All of the records below should be output exactly.

## Materials provided
>>

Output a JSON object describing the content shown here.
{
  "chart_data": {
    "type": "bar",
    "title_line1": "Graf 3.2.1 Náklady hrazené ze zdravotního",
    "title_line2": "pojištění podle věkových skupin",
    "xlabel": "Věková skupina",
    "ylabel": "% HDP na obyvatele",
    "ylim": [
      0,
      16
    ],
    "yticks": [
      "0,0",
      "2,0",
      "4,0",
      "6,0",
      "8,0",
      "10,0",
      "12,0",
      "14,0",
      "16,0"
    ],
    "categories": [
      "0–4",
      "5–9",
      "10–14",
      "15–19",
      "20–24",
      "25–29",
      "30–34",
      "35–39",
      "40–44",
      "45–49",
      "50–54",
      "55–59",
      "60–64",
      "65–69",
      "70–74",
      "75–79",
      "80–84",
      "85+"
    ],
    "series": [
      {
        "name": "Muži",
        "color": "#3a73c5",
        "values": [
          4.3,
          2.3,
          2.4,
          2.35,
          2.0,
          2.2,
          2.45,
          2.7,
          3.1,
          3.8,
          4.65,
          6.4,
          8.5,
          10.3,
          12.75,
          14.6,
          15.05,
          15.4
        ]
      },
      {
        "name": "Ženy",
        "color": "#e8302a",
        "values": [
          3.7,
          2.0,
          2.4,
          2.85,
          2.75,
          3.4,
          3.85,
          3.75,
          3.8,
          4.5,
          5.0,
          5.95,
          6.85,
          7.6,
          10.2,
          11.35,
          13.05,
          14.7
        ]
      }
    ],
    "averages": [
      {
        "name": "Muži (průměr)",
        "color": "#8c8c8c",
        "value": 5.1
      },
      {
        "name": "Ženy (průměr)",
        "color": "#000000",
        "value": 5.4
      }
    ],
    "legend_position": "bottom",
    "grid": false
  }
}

<<

## The response
Output a JSON object describing the content shown here.
{
  "chart_data": {
    "type": "bar",
    "title_line1": "Graf 3.2.1 Náklady hrazené ze zdravotního",
    "title_line2": "pojištění podle věkových skupin",
    "xlabel": "Věková skupina",
    "ylabel": "% HDP na obyvatele",
    "ylim": [
      0,
      16
    ],
    "yticks": [
      "0,0",
      "2,0",
      "4,0",
      "6,0",
      "8,0",
      "10,0",
      "12,0",
      "14,0",
      "16,0"
    ],
    "categories": [
      "0–4",
      "5–9",
      "10–14",
      "15–19",
      "20–24",
      "25–29",
      "30–34",
      "35–39",
      "40–44",
      "45–49",
      "50–54",
      "55–59",
      "60–64",
      "65–69",
      "70–74",
      "75–79",
      "80–84",
      "85+"
    ],
    "series": [
      {
        "name": "Muži",
        "color": "#3a73c5",
        "values": [
          4.3,
          2.3,
          2.4,
          2.35,
          2.0,
          2.2,
          2.45,
          2.7,
          3.1,
          3.8,
          4.65,
          6.4,
          8.5,
          10.3,
          12.75,
          14.6,
          15.05,
          15.4
        ]
      },
      {
        "name": "Ženy",
        "color": "#e8302a",
        "values": [
          3.7,
          2.0,
          2.4,
          2.85,
          2.75,
          3.4,
          3.85,
          3.75,
          3.8,
          4.5,
          5.0,
          5.95,
          6.85,
          7.6,
          10.2,
          11.35,
          13.05,
          14.7
        ]
      }
    ],
    "averages": [
      {
        "name": "Muži (průměr)",
        "color": "#8c8c8c",
        "value": 5.1
      },
      {
        "name": "Ženy (průměr)",
        "color": "#000000",
        "value": 5.4
      }
    ],
    "legend_position": "bottom",
    "grid": false
  }
}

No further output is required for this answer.